**Written task**
Keep the pictures out of the copy and print all the entries below exactly.

**Stored data**
————————
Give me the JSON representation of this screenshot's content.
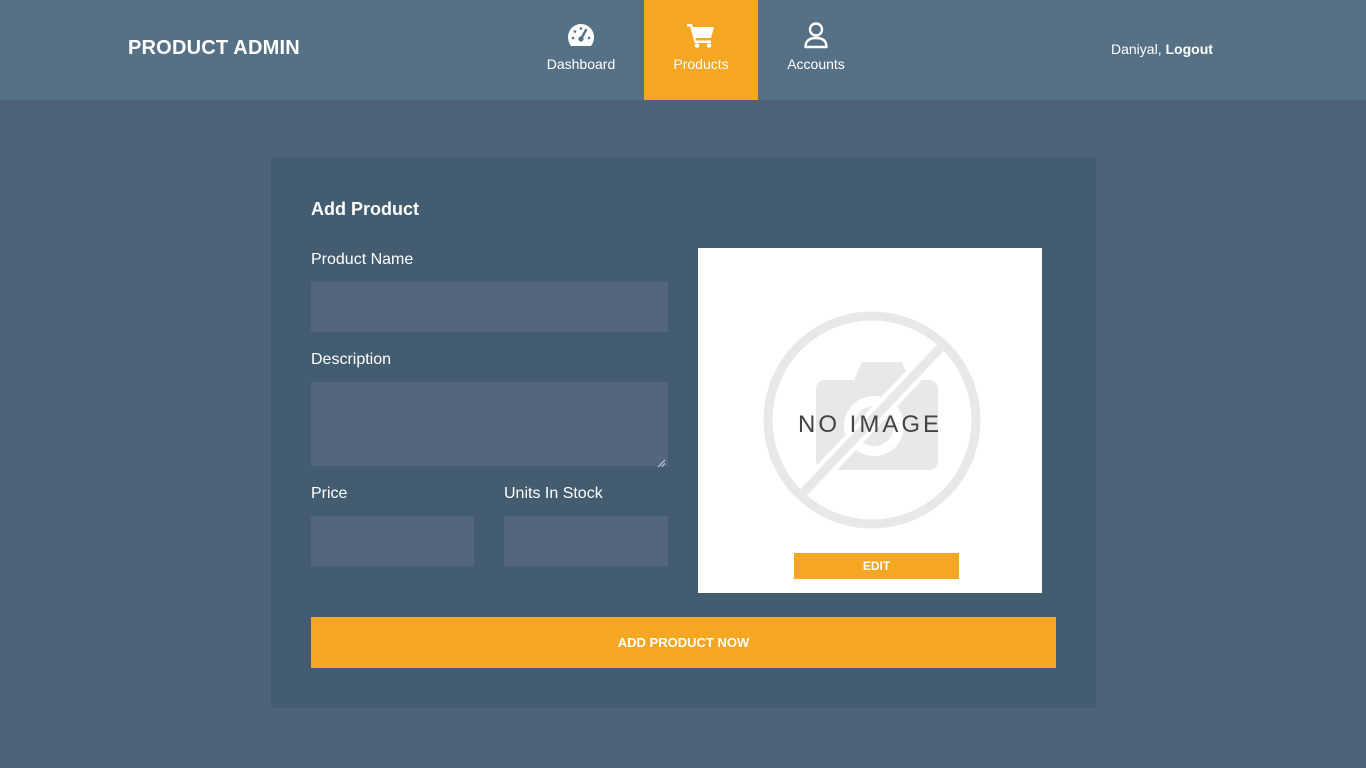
{
  "header": {
    "brand": "PRODUCT ADMIN",
    "nav": {
      "dashboard": {
        "label": "Dashboard",
        "icon": "tachometer-icon"
      },
      "products": {
        "label": "Products",
        "icon": "shopping-cart-icon",
        "active": true
      },
      "accounts": {
        "label": "Accounts",
        "icon": "user-icon"
      }
    },
    "user": {
      "name": "Daniyal,",
      "logout_label": "Logout"
    }
  },
  "form": {
    "title": "Add Product",
    "product_name_label": "Product Name",
    "product_name_value": "",
    "description_label": "Description",
    "description_value": "",
    "price_label": "Price",
    "price_value": "",
    "units_in_stock_label": "Units In Stock",
    "units_in_stock_value": "",
    "image": {
      "placeholder_text": "NO IMAGE",
      "edit_label": "EDIT"
    },
    "submit_label": "ADD PRODUCT NOW"
  },
  "colors": {
    "page_background": "#4e6379",
    "header_background": "#567086",
    "card_background": "#435c70",
    "input_background": "#54657d",
    "accent": "#f5a623"
  }
}
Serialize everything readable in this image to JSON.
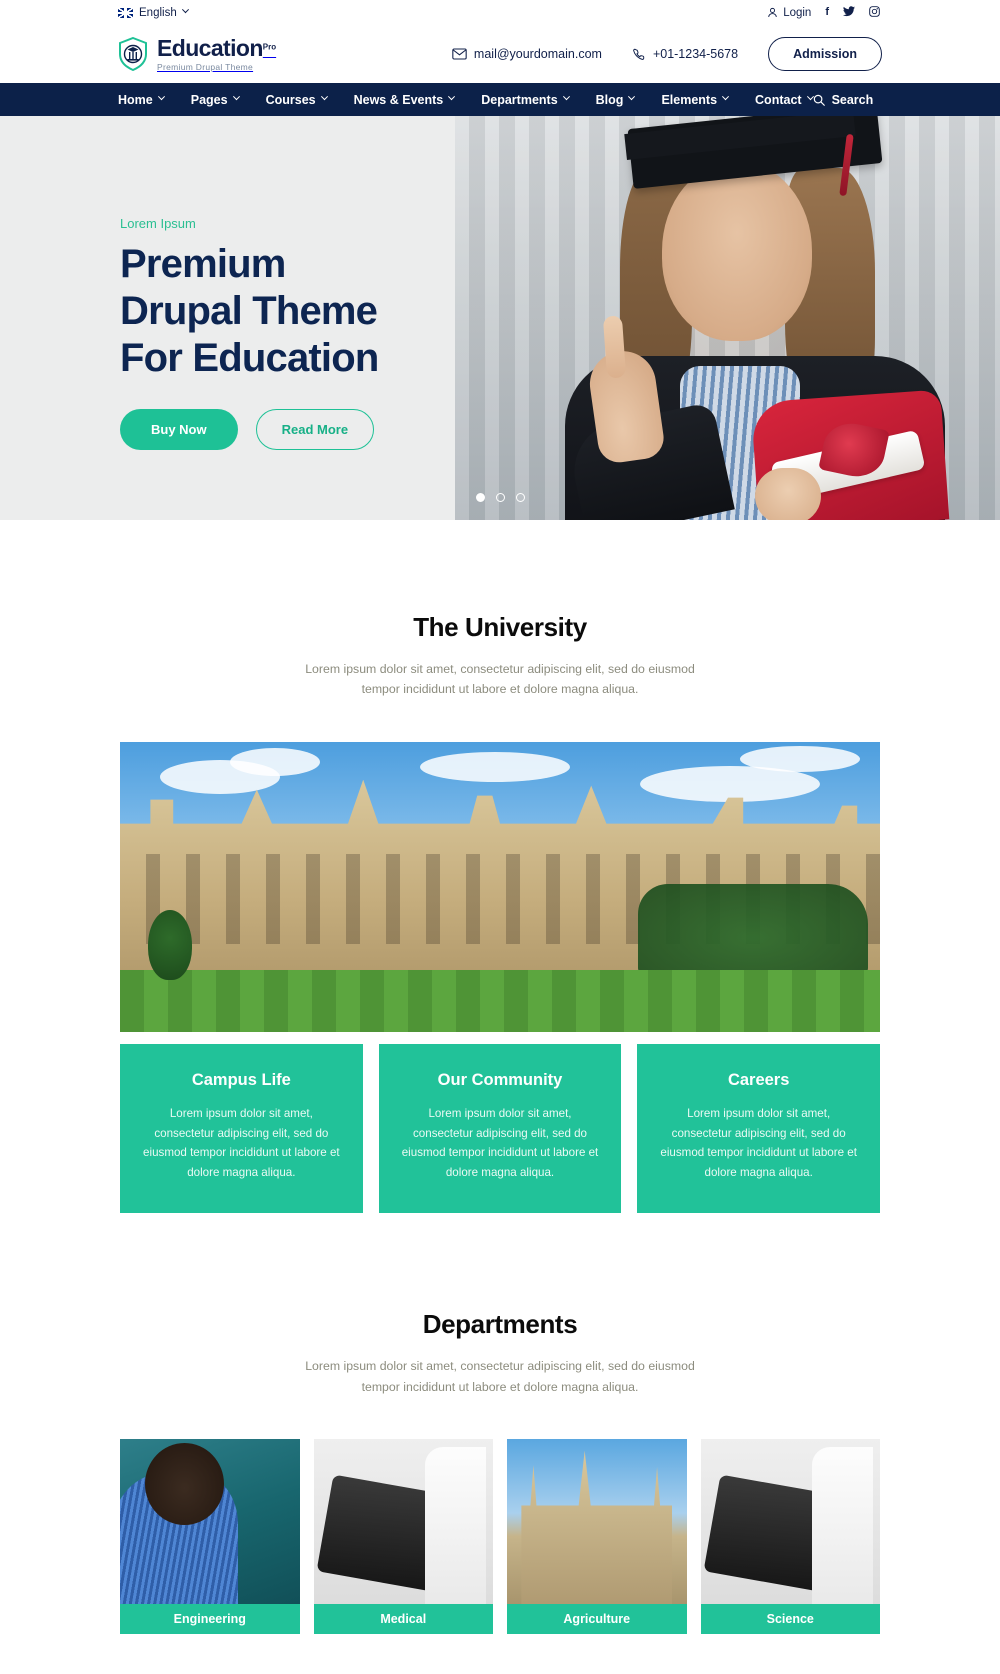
{
  "topbar": {
    "language": "English",
    "language_icon": "uk-flag-icon",
    "chevron_icon": "chevron-down-icon",
    "login_label": "Login",
    "login_icon": "user-icon",
    "socials": [
      {
        "name": "facebook-icon",
        "glyph": "f"
      },
      {
        "name": "twitter-icon",
        "glyph": "✈"
      },
      {
        "name": "instagram-icon",
        "glyph": "▣"
      }
    ]
  },
  "header": {
    "logo_icon": "shield-graduation-logo",
    "brand_name": "Education",
    "brand_sup": "Pro",
    "brand_tagline": "Premium Drupal Theme",
    "email_icon": "envelope-icon",
    "email": "mail@yourdomain.com",
    "phone_icon": "phone-icon",
    "phone": "+01-1234-5678",
    "admission_label": "Admission"
  },
  "nav": {
    "items": [
      {
        "label": "Home",
        "has_caret": true
      },
      {
        "label": "Pages",
        "has_caret": true
      },
      {
        "label": "Courses",
        "has_caret": true
      },
      {
        "label": "News & Events",
        "has_caret": true
      },
      {
        "label": "Departments",
        "has_caret": true
      },
      {
        "label": "Blog",
        "has_caret": true
      },
      {
        "label": "Elements",
        "has_caret": true
      },
      {
        "label": "Contact",
        "has_caret": true
      }
    ],
    "search_label": "Search",
    "search_icon": "search-icon"
  },
  "hero": {
    "eyebrow": "Lorem Ipsum",
    "title_line1": "Premium",
    "title_line2": "Drupal Theme",
    "title_line3": "For Education",
    "primary_button": "Buy Now",
    "secondary_button": "Read More",
    "slide_count": 3,
    "active_slide": 1,
    "accent_color": "#1ec196",
    "heading_color": "#0d2551"
  },
  "university": {
    "title": "The University",
    "subtitle": "Lorem ipsum dolor sit amet, consectetur adipiscing elit, sed do eiusmod tempor incididunt ut labore et dolore magna aliqua.",
    "image_alt": "campus-building-photo",
    "cards": [
      {
        "title": "Campus Life",
        "body": "Lorem ipsum dolor sit amet, consectetur adipiscing elit, sed do eiusmod tempor incididunt ut labore et dolore magna aliqua."
      },
      {
        "title": "Our Community",
        "body": "Lorem ipsum dolor sit amet, consectetur adipiscing elit, sed do eiusmod tempor incididunt ut labore et dolore magna aliqua."
      },
      {
        "title": "Careers",
        "body": "Lorem ipsum dolor sit amet, consectetur adipiscing elit, sed do eiusmod tempor incididunt ut labore et dolore magna aliqua."
      }
    ],
    "card_color": "#21c299"
  },
  "departments": {
    "title": "Departments",
    "subtitle": "Lorem ipsum dolor sit amet, consectetur adipiscing elit, sed do eiusmod tempor incididunt ut labore et dolore magna aliqua.",
    "items": [
      {
        "label": "Engineering",
        "image_alt": "teacher-at-blackboard-photo"
      },
      {
        "label": "Medical",
        "image_alt": "microscope-photo"
      },
      {
        "label": "Agriculture",
        "image_alt": "campus-building-photo"
      },
      {
        "label": "Science",
        "image_alt": "microscope-photo"
      }
    ]
  }
}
————————
**Task response**
Give me the JSON representation of this screenshot's content.
{
  "header": {
    "brand": "PRODUCT ADMIN",
    "nav": {
      "dashboard": {
        "label": "Dashboard",
        "icon": "tachometer-icon"
      },
      "products": {
        "label": "Products",
        "icon": "shopping-cart-icon",
        "active": true
      },
      "accounts": {
        "label": "Accounts",
        "icon": "user-icon"
      }
    },
    "user": {
      "name": "Daniyal,",
      "logout_label": "Logout"
    }
  },
  "form": {
    "title": "Add Product",
    "product_name_label": "Product Name",
    "product_name_value": "",
    "description_label": "Description",
    "description_value": "",
    "price_label": "Price",
    "price_value": "",
    "units_in_stock_label": "Units In Stock",
    "units_in_stock_value": "",
    "image": {
      "placeholder_text": "NO IMAGE",
      "edit_label": "EDIT"
    },
    "submit_label": "ADD PRODUCT NOW"
  },
  "colors": {
    "page_background": "#4e6379",
    "header_background": "#567086",
    "card_background": "#435c70",
    "input_background": "#54657d",
    "accent": "#f5a623"
  }
}
Serialize everything readable in this image to JSON.
{
  "topbar": {
    "language": "English",
    "language_icon": "uk-flag-icon",
    "chevron_icon": "chevron-down-icon",
    "login_label": "Login",
    "login_icon": "user-icon",
    "socials": [
      {
        "name": "facebook-icon",
        "glyph": "f"
      },
      {
        "name": "twitter-icon",
        "glyph": "✈"
      },
      {
        "name": "instagram-icon",
        "glyph": "▣"
      }
    ]
  },
  "header": {
    "logo_icon": "shield-graduation-logo",
    "brand_name": "Education",
    "brand_sup": "Pro",
    "brand_tagline": "Premium Drupal Theme",
    "email_icon": "envelope-icon",
    "email": "mail@yourdomain.com",
    "phone_icon": "phone-icon",
    "phone": "+01-1234-5678",
    "admission_label": "Admission"
  },
  "nav": {
    "items": [
      {
        "label": "Home",
        "has_caret": true
      },
      {
        "label": "Pages",
        "has_caret": true
      },
      {
        "label": "Courses",
        "has_caret": true
      },
      {
        "label": "News & Events",
        "has_caret": true
      },
      {
        "label": "Departments",
        "has_caret": true
      },
      {
        "label": "Blog",
        "has_caret": true
      },
      {
        "label": "Elements",
        "has_caret": true
      },
      {
        "label": "Contact",
        "has_caret": true
      }
    ],
    "search_label": "Search",
    "search_icon": "search-icon"
  },
  "hero": {
    "eyebrow": "Lorem Ipsum",
    "title_line1": "Premium",
    "title_line2": "Drupal Theme",
    "title_line3": "For Education",
    "primary_button": "Buy Now",
    "secondary_button": "Read More",
    "slide_count": 3,
    "active_slide": 1,
    "accent_color": "#1ec196",
    "heading_color": "#0d2551"
  },
  "university": {
    "title": "The University",
    "subtitle": "Lorem ipsum dolor sit amet, consectetur adipiscing elit, sed do eiusmod tempor incididunt ut labore et dolore magna aliqua.",
    "image_alt": "campus-building-photo",
    "cards": [
      {
        "title": "Campus Life",
        "body": "Lorem ipsum dolor sit amet, consectetur adipiscing elit, sed do eiusmod tempor incididunt ut labore et dolore magna aliqua."
      },
      {
        "title": "Our Community",
        "body": "Lorem ipsum dolor sit amet, consectetur adipiscing elit, sed do eiusmod tempor incididunt ut labore et dolore magna aliqua."
      },
      {
        "title": "Careers",
        "body": "Lorem ipsum dolor sit amet, consectetur adipiscing elit, sed do eiusmod tempor incididunt ut labore et dolore magna aliqua."
      }
    ],
    "card_color": "#21c299"
  },
  "departments": {
    "title": "Departments",
    "subtitle": "Lorem ipsum dolor sit amet, consectetur adipiscing elit, sed do eiusmod tempor incididunt ut labore et dolore magna aliqua.",
    "items": [
      {
        "label": "Engineering",
        "image_alt": "teacher-at-blackboard-photo"
      },
      {
        "label": "Medical",
        "image_alt": "microscope-photo"
      },
      {
        "label": "Agriculture",
        "image_alt": "campus-building-photo"
      },
      {
        "label": "Science",
        "image_alt": "microscope-photo"
      }
    ]
  }
}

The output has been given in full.